*** Input for this task
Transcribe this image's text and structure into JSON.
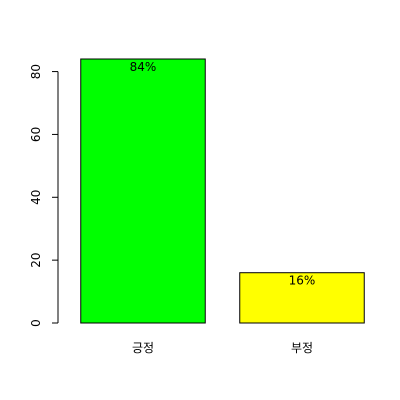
{
  "chart_data": {
    "type": "bar",
    "title": "",
    "xlabel": "",
    "ylabel": "",
    "categories": [
      "긍정",
      "부정"
    ],
    "values": [
      84,
      16
    ],
    "data_labels": [
      "84%",
      "16%"
    ],
    "bar_colors": [
      "#00ff00",
      "#ffff00"
    ],
    "ylim": [
      0,
      84
    ],
    "yticks": [
      0,
      20,
      40,
      60,
      80
    ],
    "grid": false,
    "legend": "none"
  }
}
******
Retype every record above exactly as written, but leave out the pictures.

Transcribe this image's text and structure into JSON.
{
  "chart_data": {
    "type": "bar",
    "title": "",
    "xlabel": "",
    "ylabel": "",
    "categories": [
      "긍정",
      "부정"
    ],
    "values": [
      84,
      16
    ],
    "data_labels": [
      "84%",
      "16%"
    ],
    "bar_colors": [
      "#00ff00",
      "#ffff00"
    ],
    "ylim": [
      0,
      84
    ],
    "yticks": [
      0,
      20,
      40,
      60,
      80
    ],
    "grid": false,
    "legend": "none"
  }
}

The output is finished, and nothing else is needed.